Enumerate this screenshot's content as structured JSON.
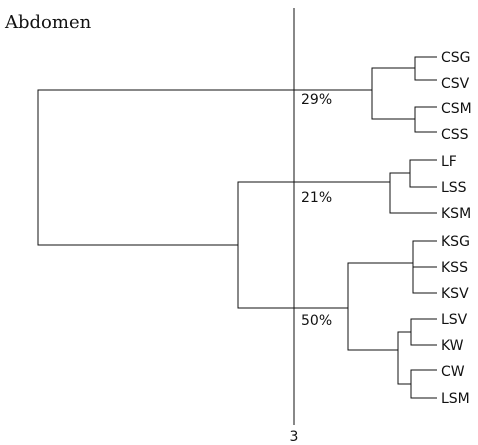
{
  "title": "Abdomen",
  "leaves": [
    "CSG",
    "CSV",
    "CSM",
    "CSS",
    "LF",
    "LSS",
    "KSM",
    "KSG",
    "KSS",
    "KSV",
    "LSV",
    "KW",
    "CW",
    "LSM"
  ],
  "cluster_labels": [
    {
      "id": "cluster-29",
      "text": "29%"
    },
    {
      "id": "cluster-21",
      "text": "21%"
    },
    {
      "id": "cluster-50",
      "text": "50%"
    }
  ],
  "cut_axis_label": "3"
}
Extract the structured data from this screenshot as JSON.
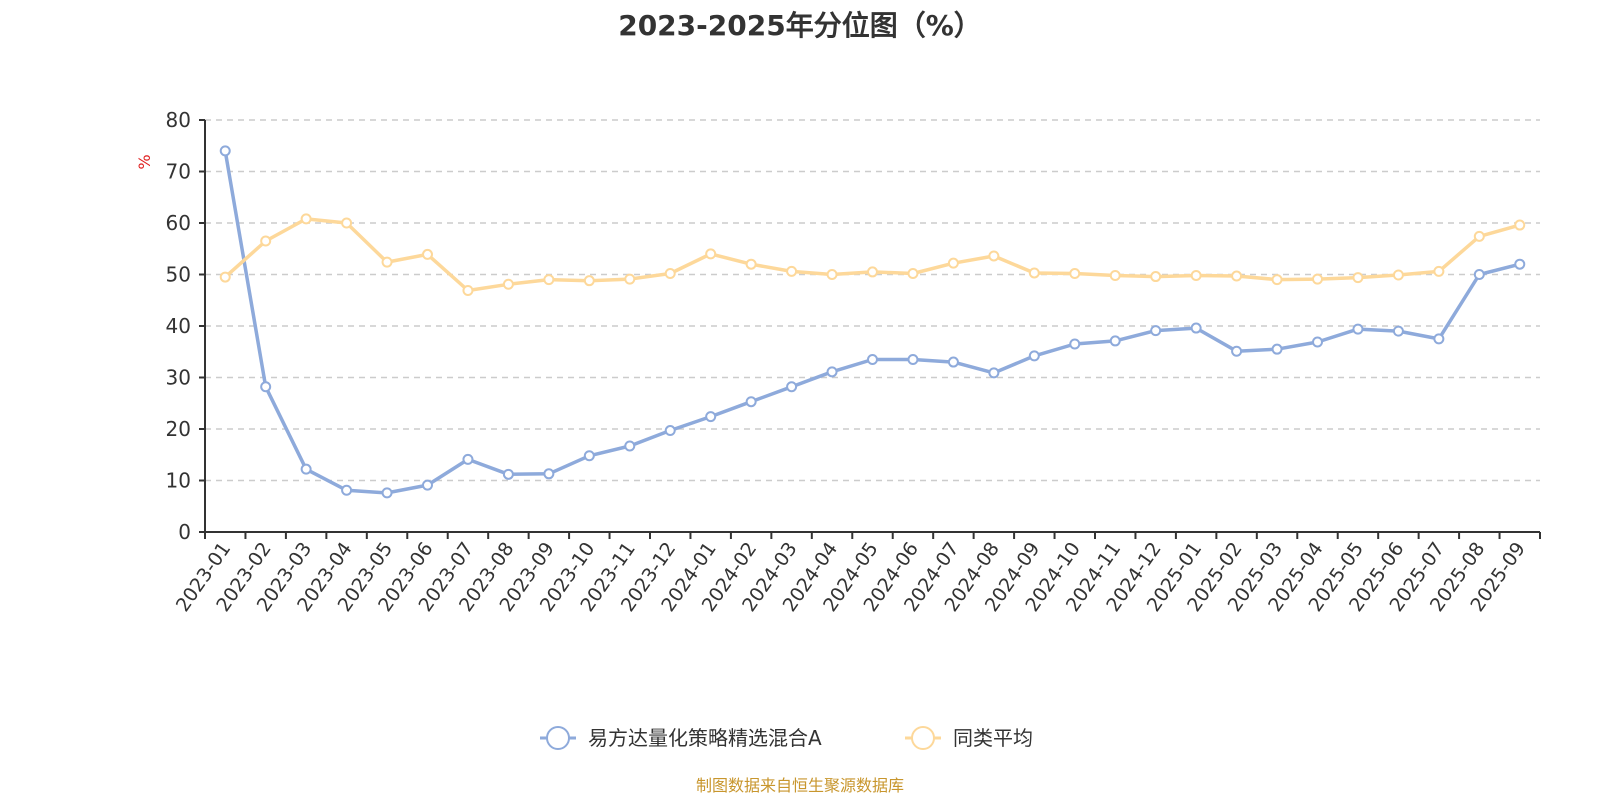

Stated problem :: Take the data above and repeat it exactly, leaving each picture out.

Solution to this problem ::
Enumerate this screenshot's content as structured JSON.
{
  "title": "Abdomen",
  "leaves": [
    "CSG",
    "CSV",
    "CSM",
    "CSS",
    "LF",
    "LSS",
    "KSM",
    "KSG",
    "KSS",
    "KSV",
    "LSV",
    "KW",
    "CW",
    "LSM"
  ],
  "cluster_labels": [
    {
      "id": "cluster-29",
      "text": "29%"
    },
    {
      "id": "cluster-21",
      "text": "21%"
    },
    {
      "id": "cluster-50",
      "text": "50%"
    }
  ],
  "cut_axis_label": "3"
}
Extract the structured data from this screenshot as JSON.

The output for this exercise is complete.